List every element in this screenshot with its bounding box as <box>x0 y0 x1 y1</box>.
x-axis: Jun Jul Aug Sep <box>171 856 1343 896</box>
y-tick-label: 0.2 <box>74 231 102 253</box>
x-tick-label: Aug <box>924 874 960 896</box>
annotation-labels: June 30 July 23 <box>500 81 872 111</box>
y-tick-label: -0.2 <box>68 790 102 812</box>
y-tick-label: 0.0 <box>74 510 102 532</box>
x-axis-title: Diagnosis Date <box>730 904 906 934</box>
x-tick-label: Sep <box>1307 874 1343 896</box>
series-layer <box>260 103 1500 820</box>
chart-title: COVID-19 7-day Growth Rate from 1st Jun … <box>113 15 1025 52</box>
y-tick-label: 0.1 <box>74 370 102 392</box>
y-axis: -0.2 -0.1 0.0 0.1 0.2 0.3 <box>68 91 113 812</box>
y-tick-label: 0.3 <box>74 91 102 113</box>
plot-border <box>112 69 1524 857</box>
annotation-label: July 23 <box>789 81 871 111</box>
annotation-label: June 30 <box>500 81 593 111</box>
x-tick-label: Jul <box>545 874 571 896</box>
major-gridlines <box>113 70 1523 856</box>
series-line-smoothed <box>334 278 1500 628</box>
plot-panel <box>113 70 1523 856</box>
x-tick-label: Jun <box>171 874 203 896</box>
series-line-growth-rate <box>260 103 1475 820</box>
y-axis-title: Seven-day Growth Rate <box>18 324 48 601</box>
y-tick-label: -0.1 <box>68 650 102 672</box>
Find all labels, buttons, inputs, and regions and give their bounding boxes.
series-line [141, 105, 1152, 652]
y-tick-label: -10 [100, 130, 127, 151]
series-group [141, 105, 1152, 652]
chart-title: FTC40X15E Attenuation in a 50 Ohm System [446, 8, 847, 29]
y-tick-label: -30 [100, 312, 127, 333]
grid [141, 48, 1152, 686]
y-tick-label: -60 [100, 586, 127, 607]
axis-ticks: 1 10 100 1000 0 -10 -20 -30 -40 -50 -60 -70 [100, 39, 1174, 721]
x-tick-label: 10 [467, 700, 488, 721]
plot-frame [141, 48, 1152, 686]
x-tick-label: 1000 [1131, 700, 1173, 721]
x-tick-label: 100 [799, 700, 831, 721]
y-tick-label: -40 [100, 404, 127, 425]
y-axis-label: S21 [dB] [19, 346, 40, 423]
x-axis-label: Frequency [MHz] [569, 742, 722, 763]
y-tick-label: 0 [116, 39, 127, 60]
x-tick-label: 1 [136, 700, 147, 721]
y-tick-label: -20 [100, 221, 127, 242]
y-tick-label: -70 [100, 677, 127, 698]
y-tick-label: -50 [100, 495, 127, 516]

# What is expected
Turn every line of the material above into one numbered list, leaving out any blank lines.

# Exercise solution
1. List every element in this screenshot with its bounding box as <box>x0 y0 x1 y1</box>.
2. x-axis: Jun Jul Aug Sep <box>171 856 1343 896</box>
3. y-tick-label: 0.2 <box>74 231 102 253</box>
4. x-tick-label: Aug <box>924 874 960 896</box>
5. annotation-labels: June 30 July 23 <box>500 81 872 111</box>
6. y-tick-label: -0.2 <box>68 790 102 812</box>
7. y-tick-label: 0.0 <box>74 510 102 532</box>
8. x-axis-title: Diagnosis Date <box>730 904 906 934</box>
9. x-tick-label: Sep <box>1307 874 1343 896</box>
10. series-layer <box>260 103 1500 820</box>
11. chart-title: COVID-19 7-day Growth Rate from 1st Jun … <box>113 15 1025 52</box>
12. y-tick-label: 0.1 <box>74 370 102 392</box>
13. y-axis: -0.2 -0.1 0.0 0.1 0.2 0.3 <box>68 91 113 812</box>
14. y-tick-label: 0.3 <box>74 91 102 113</box>
15. plot-border <box>112 69 1524 857</box>
16. annotation-label: July 23 <box>789 81 871 111</box>
17. annotation-label: June 30 <box>500 81 593 111</box>
18. x-tick-label: Jul <box>545 874 571 896</box>
19. major-gridlines <box>113 70 1523 856</box>
20. series-line-smoothed <box>334 278 1500 628</box>
21. plot-panel <box>113 70 1523 856</box>
22. x-tick-label: Jun <box>171 874 203 896</box>
23. series-line-growth-rate <box>260 103 1475 820</box>
24. y-axis-title: Seven-day Growth Rate <box>18 324 48 601</box>
25. y-tick-label: -0.1 <box>68 650 102 672</box>
26. Find all labels, buttons, inputs, and regions and give their bounding boxes.
27. series-line [141, 105, 1152, 652]
28. y-tick-label: -10 [100, 130, 127, 151]
29. series-group [141, 105, 1152, 652]
30. chart-title: FTC40X15E Attenuation in a 50 Ohm System [446, 8, 847, 29]
31. y-tick-label: -30 [100, 312, 127, 333]
32. grid [141, 48, 1152, 686]
33. y-tick-label: -60 [100, 586, 127, 607]
34. axis-ticks: 1 10 100 1000 0 -10 -20 -30 -40 -50 -60 -70 [100, 39, 1174, 721]
35. x-tick-label: 10 [467, 700, 488, 721]
36. plot-frame [141, 48, 1152, 686]
37. x-tick-label: 1000 [1131, 700, 1173, 721]
38. x-tick-label: 100 [799, 700, 831, 721]
39. y-tick-label: -40 [100, 404, 127, 425]
40. y-axis-label: S21 [dB] [19, 346, 40, 423]
41. x-axis-label: Frequency [MHz] [569, 742, 722, 763]
42. y-tick-label: 0 [116, 39, 127, 60]
43. x-tick-label: 1 [136, 700, 147, 721]
44. y-tick-label: -20 [100, 221, 127, 242]
45. y-tick-label: -70 [100, 677, 127, 698]
46. y-tick-label: -50 [100, 495, 127, 516]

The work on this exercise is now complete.